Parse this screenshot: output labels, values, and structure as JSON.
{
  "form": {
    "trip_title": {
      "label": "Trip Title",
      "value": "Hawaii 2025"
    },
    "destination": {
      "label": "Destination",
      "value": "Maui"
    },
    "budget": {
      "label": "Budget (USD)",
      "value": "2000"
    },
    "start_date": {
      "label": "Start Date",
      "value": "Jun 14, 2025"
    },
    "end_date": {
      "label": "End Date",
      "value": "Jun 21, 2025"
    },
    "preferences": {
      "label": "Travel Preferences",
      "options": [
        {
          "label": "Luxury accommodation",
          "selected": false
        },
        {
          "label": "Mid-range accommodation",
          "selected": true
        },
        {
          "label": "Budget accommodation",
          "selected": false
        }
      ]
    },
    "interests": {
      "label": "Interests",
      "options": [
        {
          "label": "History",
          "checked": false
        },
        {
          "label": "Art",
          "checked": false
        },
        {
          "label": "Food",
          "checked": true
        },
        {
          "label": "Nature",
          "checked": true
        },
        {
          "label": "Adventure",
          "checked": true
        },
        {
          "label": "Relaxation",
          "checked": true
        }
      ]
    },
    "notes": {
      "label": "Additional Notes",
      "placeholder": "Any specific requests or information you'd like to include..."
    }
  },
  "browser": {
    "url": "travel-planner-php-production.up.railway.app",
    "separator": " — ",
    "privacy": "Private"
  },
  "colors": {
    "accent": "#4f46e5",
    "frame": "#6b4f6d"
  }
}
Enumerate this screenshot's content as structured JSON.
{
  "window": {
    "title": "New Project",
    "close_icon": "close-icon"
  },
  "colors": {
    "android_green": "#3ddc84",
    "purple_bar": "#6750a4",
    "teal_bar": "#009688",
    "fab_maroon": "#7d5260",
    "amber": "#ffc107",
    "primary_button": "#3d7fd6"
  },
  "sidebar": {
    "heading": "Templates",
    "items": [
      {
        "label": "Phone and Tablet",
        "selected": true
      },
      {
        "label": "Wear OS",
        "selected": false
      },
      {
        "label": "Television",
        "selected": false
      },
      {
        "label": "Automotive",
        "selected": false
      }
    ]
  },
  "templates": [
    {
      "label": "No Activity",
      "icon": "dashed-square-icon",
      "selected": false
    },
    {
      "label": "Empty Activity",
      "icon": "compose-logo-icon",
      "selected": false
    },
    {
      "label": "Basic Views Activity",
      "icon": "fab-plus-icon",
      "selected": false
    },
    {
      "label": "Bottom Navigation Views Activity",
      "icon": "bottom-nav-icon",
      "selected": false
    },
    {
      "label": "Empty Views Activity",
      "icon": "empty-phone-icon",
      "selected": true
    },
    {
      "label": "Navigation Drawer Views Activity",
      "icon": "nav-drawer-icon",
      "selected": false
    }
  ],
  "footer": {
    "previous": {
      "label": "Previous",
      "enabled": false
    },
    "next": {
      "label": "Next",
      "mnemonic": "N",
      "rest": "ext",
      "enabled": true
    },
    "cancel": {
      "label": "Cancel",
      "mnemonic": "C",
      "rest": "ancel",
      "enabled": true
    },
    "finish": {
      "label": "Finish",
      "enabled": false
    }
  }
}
· · ·
> Request: Repeat the data above, word for word.

> Solution to this problem:
Parse this screenshot: output labels, values, and structure as JSON.
{
  "form": {
    "trip_title": {
      "label": "Trip Title",
      "value": "Hawaii 2025"
    },
    "destination": {
      "label": "Destination",
      "value": "Maui"
    },
    "budget": {
      "label": "Budget (USD)",
      "value": "2000"
    },
    "start_date": {
      "label": "Start Date",
      "value": "Jun 14, 2025"
    },
    "end_date": {
      "label": "End Date",
      "value": "Jun 21, 2025"
    },
    "preferences": {
      "label": "Travel Preferences",
      "options": [
        {
          "label": "Luxury accommodation",
          "selected": false
        },
        {
          "label": "Mid-range accommodation",
          "selected": true
        },
        {
          "label": "Budget accommodation",
          "selected": false
        }
      ]
    },
    "interests": {
      "label": "Interests",
      "options": [
        {
          "label": "History",
          "checked": false
        },
        {
          "label": "Art",
          "checked": false
        },
        {
          "label": "Food",
          "checked": true
        },
        {
          "label": "Nature",
          "checked": true
        },
        {
          "label": "Adventure",
          "checked": true
        },
        {
          "label": "Relaxation",
          "checked": true
        }
      ]
    },
    "notes": {
      "label": "Additional Notes",
      "placeholder": "Any specific requests or information you'd like to include..."
    }
  },
  "browser": {
    "url": "travel-planner-php-production.up.railway.app",
    "separator": " — ",
    "privacy": "Private"
  },
  "colors": {
    "accent": "#4f46e5",
    "frame": "#6b4f6d"
  }
}
Enumerate this screenshot's content as structured JSON.
{
  "window": {
    "title": "New Project",
    "close_icon": "close-icon"
  },
  "colors": {
    "android_green": "#3ddc84",
    "purple_bar": "#6750a4",
    "teal_bar": "#009688",
    "fab_maroon": "#7d5260",
    "amber": "#ffc107",
    "primary_button": "#3d7fd6"
  },
  "sidebar": {
    "heading": "Templates",
    "items": [
      {
        "label": "Phone and Tablet",
        "selected": true
      },
      {
        "label": "Wear OS",
        "selected": false
      },
      {
        "label": "Television",
        "selected": false
      },
      {
        "label": "Automotive",
        "selected": false
      }
    ]
  },
  "templates": [
    {
      "label": "No Activity",
      "icon": "dashed-square-icon",
      "selected": false
    },
    {
      "label": "Empty Activity",
      "icon": "compose-logo-icon",
      "selected": false
    },
    {
      "label": "Basic Views Activity",
      "icon": "fab-plus-icon",
      "selected": false
    },
    {
      "label": "Bottom Navigation Views Activity",
      "icon": "bottom-nav-icon",
      "selected": false
    },
    {
      "label": "Empty Views Activity",
      "icon": "empty-phone-icon",
      "selected": true
    },
    {
      "label": "Navigation Drawer Views Activity",
      "icon": "nav-drawer-icon",
      "selected": false
    }
  ],
  "footer": {
    "previous": {
      "label": "Previous",
      "enabled": false
    },
    "next": {
      "label": "Next",
      "mnemonic": "N",
      "rest": "ext",
      "enabled": true
    },
    "cancel": {
      "label": "Cancel",
      "mnemonic": "C",
      "rest": "ancel",
      "enabled": true
    },
    "finish": {
      "label": "Finish",
      "enabled": false
    }
  }
}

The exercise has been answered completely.